▶ [TASK REQUIREMENTS]: Say how many lines in the records include the string "annotation", adding no other words.

(Records excerpted from a collection)
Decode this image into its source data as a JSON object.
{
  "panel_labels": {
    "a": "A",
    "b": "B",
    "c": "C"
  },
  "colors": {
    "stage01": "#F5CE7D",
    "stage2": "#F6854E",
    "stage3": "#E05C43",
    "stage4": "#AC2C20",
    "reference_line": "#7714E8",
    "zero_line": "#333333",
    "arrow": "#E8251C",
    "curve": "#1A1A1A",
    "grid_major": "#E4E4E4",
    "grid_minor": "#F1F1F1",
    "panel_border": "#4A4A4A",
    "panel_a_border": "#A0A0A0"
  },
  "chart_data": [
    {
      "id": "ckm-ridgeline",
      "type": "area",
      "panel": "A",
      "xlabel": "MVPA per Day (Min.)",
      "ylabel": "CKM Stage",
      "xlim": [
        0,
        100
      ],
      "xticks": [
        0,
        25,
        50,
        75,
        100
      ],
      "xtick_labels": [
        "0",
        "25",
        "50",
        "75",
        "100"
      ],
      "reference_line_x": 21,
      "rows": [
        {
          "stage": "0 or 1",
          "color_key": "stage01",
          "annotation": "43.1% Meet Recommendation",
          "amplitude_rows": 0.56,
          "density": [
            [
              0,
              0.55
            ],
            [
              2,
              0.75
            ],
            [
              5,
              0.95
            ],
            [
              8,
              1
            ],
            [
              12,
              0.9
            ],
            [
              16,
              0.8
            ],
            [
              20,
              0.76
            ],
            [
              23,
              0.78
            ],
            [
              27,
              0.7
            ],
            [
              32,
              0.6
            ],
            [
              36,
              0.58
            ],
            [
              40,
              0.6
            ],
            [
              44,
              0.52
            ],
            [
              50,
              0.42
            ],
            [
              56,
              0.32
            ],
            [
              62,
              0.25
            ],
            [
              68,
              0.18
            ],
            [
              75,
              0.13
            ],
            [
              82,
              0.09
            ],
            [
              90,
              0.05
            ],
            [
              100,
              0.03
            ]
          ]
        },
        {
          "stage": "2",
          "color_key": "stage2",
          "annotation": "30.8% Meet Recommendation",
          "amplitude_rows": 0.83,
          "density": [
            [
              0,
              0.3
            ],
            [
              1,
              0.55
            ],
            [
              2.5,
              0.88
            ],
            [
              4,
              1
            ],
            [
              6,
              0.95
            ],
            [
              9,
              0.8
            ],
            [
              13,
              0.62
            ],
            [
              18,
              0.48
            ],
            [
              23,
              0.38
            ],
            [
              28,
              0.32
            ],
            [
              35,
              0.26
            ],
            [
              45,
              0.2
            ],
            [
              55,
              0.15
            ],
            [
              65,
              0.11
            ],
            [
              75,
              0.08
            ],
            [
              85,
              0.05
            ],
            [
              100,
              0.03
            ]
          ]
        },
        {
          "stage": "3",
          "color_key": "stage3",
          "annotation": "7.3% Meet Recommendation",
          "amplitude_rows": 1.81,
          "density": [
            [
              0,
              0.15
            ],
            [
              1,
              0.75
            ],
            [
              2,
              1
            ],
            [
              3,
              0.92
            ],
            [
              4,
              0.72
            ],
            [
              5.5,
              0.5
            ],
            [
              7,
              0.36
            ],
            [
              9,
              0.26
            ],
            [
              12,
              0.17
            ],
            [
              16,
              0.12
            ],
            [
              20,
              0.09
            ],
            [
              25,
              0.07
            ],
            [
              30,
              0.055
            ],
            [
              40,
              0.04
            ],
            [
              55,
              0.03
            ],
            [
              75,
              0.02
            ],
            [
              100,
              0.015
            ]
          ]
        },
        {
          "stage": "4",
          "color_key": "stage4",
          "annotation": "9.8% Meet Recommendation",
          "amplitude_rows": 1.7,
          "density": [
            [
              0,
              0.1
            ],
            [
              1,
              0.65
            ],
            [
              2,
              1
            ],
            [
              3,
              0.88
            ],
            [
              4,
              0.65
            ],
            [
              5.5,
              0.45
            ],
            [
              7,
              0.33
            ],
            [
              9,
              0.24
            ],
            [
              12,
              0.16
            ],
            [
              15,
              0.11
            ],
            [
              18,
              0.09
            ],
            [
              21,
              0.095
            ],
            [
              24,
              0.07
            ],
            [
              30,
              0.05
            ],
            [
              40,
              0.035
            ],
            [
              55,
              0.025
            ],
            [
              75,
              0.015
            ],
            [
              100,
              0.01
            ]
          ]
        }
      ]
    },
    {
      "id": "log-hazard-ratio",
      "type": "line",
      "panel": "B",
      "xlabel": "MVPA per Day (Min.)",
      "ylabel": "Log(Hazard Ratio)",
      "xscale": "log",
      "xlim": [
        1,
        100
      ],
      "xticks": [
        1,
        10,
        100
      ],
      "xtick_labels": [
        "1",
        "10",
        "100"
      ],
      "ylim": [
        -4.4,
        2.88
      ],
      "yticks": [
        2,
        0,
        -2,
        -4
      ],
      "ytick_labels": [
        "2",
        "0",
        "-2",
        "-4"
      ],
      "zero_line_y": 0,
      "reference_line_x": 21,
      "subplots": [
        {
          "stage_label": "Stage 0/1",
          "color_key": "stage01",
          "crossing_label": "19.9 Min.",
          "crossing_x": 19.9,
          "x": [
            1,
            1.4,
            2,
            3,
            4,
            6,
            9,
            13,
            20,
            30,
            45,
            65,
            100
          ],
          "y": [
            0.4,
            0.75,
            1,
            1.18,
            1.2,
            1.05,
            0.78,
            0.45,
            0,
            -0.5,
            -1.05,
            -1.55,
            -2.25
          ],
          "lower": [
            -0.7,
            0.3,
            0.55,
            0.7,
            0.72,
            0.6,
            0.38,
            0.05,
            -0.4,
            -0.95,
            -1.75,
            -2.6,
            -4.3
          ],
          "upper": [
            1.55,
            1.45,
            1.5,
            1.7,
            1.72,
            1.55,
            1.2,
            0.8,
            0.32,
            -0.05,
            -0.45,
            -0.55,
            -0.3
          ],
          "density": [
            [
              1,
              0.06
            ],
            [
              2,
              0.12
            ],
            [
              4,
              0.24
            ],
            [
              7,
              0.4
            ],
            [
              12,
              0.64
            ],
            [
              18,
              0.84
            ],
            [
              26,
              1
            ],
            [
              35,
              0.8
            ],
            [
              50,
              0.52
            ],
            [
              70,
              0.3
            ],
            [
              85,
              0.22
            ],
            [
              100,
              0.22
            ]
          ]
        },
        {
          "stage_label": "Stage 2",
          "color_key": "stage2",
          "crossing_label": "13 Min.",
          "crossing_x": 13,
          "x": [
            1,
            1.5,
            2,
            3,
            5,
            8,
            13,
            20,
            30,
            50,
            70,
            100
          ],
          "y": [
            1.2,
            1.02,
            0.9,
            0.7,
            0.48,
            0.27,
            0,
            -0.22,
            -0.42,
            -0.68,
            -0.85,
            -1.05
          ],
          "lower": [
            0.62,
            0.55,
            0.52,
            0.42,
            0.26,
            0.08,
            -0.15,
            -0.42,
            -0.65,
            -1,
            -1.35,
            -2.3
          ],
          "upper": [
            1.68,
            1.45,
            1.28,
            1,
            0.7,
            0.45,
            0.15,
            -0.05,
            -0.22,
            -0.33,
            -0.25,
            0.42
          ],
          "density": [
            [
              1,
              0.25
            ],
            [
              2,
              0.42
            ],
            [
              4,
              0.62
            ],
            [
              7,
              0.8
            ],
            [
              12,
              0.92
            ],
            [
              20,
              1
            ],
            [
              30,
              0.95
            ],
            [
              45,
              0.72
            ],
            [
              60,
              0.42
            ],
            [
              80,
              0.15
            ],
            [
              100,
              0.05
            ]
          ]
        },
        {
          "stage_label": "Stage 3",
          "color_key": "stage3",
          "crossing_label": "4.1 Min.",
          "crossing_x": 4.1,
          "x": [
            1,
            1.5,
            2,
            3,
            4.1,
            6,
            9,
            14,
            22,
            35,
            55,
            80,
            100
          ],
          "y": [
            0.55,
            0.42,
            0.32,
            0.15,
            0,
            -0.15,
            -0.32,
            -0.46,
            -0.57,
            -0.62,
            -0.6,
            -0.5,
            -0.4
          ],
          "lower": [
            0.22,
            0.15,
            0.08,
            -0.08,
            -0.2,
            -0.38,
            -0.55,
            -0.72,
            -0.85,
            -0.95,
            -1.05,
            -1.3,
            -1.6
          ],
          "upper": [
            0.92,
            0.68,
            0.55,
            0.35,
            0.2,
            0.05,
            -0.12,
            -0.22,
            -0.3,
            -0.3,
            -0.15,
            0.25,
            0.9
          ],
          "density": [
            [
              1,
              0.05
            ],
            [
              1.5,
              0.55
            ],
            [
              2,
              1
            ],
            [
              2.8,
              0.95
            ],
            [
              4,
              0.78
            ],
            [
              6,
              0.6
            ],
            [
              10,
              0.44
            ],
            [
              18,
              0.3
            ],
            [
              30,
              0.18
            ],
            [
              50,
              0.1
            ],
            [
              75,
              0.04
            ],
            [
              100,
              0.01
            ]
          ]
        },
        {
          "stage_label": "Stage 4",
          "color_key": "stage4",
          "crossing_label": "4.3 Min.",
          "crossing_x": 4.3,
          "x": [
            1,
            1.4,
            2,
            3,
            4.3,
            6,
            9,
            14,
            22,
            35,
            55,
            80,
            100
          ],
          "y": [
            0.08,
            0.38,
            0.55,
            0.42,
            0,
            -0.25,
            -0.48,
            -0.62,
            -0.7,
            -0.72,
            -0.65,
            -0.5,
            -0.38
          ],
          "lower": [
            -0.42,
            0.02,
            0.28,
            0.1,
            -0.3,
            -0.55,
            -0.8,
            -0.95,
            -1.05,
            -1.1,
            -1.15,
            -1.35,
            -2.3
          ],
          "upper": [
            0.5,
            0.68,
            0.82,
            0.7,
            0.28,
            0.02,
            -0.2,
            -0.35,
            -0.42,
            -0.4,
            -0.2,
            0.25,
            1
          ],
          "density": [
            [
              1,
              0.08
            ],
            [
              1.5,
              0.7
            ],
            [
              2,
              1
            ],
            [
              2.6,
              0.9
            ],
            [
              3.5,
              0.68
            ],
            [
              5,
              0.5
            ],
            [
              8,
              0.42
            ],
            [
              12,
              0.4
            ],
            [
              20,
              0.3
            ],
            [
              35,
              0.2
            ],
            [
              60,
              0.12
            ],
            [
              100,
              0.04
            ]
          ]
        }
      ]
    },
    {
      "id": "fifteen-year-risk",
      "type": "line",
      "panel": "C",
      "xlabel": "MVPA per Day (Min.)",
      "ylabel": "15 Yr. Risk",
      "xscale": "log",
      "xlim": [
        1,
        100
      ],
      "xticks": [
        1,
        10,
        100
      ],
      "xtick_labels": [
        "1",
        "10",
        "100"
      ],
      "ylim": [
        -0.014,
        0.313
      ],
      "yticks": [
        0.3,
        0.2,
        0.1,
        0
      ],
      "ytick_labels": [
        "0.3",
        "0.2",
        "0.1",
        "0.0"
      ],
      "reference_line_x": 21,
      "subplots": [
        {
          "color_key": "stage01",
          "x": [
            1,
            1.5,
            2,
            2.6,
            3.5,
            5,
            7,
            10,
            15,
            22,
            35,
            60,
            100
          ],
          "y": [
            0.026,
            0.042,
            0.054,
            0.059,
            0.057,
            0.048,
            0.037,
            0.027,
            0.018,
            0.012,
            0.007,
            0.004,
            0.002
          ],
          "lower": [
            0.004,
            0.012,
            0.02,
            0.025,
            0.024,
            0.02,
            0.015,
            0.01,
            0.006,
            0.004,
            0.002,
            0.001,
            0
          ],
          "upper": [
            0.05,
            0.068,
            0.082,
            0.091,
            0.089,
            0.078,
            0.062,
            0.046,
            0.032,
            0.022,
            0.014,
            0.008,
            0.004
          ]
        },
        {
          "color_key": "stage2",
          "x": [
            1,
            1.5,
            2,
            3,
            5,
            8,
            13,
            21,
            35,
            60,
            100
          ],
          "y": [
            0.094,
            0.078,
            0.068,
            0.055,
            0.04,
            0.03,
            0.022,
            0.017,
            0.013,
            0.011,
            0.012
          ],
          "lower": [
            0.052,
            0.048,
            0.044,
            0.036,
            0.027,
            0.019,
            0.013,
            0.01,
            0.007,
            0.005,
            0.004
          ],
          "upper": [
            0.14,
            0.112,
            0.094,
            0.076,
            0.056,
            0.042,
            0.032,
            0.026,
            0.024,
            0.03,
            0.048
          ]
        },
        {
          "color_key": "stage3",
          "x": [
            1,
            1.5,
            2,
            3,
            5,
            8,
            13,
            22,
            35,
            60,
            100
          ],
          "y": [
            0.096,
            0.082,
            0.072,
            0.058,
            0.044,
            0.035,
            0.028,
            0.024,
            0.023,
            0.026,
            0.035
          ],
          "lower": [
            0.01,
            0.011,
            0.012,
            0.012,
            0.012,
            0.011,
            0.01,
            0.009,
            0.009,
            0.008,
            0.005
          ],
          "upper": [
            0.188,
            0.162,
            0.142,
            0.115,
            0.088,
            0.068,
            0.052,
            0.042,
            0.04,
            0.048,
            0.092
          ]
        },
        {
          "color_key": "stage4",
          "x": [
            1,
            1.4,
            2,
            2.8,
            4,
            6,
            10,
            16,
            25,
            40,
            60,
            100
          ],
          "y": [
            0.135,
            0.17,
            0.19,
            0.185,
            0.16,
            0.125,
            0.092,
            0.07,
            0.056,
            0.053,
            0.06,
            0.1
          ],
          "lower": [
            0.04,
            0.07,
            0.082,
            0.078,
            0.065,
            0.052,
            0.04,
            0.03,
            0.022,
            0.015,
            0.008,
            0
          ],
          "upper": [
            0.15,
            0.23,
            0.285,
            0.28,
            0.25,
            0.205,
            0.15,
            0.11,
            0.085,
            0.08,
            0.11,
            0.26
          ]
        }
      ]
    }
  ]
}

▶ [EXERCISE SOLUTION]: 4